Task instructions ::
Scan the records below for the word "años" and give only the number of lines that hold it.

(Stored records)
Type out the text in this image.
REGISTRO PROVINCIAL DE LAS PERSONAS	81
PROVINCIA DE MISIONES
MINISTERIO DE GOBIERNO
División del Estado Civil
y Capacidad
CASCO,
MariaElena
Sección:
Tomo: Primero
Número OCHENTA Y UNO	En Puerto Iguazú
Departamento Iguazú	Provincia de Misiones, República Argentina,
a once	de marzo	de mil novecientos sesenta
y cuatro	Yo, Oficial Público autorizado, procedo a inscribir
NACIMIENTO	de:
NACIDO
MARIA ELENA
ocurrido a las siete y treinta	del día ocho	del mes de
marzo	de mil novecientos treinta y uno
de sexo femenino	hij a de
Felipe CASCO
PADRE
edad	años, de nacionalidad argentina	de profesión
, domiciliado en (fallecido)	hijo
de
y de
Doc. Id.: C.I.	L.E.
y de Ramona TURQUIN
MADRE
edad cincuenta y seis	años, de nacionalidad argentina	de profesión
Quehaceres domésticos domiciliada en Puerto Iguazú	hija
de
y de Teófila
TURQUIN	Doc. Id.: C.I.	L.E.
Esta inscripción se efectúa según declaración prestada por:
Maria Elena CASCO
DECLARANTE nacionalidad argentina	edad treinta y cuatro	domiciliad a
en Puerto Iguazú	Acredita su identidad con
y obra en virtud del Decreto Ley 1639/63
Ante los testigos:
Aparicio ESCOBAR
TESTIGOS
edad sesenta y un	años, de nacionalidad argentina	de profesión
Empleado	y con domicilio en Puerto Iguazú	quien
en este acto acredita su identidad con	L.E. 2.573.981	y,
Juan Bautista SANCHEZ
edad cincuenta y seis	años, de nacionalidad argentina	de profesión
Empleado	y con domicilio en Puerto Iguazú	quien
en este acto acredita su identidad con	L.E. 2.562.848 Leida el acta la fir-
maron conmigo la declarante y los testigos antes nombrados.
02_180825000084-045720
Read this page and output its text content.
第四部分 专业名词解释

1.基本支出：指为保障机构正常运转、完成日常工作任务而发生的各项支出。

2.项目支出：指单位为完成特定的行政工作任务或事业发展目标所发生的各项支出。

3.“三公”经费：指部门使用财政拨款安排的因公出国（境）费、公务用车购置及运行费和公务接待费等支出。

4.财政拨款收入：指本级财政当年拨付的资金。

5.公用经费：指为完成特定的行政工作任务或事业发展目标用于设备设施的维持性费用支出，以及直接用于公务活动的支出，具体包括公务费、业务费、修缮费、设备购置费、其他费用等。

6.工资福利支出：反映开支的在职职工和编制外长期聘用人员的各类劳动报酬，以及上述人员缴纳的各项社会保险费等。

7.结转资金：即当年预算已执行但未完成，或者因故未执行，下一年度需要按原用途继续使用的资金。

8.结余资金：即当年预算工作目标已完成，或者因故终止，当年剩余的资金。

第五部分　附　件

Task answer ::
4